● **Given exercise**
Read the records below. Copy each line where the string "расставить" occurs.

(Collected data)
# # # # # # #

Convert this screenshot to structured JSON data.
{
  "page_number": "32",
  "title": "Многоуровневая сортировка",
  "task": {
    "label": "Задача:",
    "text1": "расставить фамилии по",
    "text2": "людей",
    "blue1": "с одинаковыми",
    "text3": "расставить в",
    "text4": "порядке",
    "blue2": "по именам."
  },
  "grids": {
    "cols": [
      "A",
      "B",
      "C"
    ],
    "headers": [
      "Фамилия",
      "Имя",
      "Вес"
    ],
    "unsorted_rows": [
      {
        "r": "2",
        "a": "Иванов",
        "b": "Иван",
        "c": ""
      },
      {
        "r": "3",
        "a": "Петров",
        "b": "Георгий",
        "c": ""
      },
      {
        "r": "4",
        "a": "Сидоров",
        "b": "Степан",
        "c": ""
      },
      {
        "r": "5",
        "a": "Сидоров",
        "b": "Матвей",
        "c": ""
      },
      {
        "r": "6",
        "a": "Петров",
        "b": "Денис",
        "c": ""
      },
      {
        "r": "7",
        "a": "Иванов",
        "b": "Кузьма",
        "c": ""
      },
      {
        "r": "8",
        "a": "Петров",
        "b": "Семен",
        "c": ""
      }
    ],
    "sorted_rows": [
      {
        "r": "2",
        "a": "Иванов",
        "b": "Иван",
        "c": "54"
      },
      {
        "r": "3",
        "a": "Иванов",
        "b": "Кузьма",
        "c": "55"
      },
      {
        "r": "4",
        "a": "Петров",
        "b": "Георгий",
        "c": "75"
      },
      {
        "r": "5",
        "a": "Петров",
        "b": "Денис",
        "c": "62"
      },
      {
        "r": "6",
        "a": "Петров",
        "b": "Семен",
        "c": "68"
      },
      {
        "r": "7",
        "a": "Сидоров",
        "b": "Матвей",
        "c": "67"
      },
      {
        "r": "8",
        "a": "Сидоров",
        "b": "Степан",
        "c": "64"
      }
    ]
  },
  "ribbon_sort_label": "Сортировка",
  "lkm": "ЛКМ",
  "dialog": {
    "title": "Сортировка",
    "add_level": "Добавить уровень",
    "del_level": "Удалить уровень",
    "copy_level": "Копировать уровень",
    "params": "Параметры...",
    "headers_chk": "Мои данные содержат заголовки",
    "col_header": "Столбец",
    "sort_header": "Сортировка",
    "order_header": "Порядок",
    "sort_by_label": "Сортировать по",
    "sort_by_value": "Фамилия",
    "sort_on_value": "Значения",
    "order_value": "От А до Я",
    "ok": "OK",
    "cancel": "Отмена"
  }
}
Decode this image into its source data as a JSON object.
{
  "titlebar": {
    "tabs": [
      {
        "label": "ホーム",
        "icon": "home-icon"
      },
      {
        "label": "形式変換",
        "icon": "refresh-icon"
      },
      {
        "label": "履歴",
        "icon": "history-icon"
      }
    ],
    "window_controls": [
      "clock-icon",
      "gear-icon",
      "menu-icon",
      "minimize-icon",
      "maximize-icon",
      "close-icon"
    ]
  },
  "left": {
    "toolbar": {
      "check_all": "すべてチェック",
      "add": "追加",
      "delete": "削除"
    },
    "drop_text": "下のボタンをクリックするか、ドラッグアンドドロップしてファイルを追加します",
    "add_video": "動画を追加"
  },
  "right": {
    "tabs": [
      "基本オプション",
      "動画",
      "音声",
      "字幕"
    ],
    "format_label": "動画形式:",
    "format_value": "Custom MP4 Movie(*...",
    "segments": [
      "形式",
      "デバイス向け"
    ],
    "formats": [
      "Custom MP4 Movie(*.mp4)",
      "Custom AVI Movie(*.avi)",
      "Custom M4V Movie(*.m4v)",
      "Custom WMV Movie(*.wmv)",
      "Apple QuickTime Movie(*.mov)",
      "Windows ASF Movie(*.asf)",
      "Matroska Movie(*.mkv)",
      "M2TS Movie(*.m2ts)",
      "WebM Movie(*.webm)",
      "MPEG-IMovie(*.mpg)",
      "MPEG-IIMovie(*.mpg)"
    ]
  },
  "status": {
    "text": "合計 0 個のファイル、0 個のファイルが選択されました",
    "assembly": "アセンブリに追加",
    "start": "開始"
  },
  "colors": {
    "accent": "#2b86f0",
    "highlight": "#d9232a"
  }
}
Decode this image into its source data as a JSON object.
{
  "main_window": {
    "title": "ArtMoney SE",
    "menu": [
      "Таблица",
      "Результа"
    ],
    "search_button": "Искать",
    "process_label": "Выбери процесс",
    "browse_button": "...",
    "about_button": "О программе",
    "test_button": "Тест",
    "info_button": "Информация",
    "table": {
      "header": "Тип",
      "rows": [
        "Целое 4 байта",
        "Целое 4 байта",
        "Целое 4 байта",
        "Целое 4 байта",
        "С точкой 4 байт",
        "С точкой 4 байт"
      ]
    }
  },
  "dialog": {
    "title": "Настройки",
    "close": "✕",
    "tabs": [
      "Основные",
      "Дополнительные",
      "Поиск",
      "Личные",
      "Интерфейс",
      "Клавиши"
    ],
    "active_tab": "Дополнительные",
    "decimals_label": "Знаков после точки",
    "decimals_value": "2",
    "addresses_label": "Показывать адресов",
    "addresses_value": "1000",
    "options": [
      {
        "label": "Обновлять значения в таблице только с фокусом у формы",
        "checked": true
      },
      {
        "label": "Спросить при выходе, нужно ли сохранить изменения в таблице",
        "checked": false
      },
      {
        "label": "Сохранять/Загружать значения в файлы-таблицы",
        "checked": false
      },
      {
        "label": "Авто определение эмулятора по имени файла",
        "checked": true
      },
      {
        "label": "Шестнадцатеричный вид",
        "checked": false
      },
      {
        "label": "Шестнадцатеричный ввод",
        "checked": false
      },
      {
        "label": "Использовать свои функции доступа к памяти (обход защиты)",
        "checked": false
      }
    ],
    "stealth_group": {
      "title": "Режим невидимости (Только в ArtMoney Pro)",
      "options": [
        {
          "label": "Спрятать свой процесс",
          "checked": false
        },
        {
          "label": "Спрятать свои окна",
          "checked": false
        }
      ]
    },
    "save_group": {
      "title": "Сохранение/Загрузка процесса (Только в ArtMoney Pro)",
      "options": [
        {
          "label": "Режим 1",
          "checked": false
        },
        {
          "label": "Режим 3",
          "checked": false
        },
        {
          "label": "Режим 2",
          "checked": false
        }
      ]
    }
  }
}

# # # # # # #

● **Reply**
    "text1": "расставить фамилии по",
    "text3": "расставить в",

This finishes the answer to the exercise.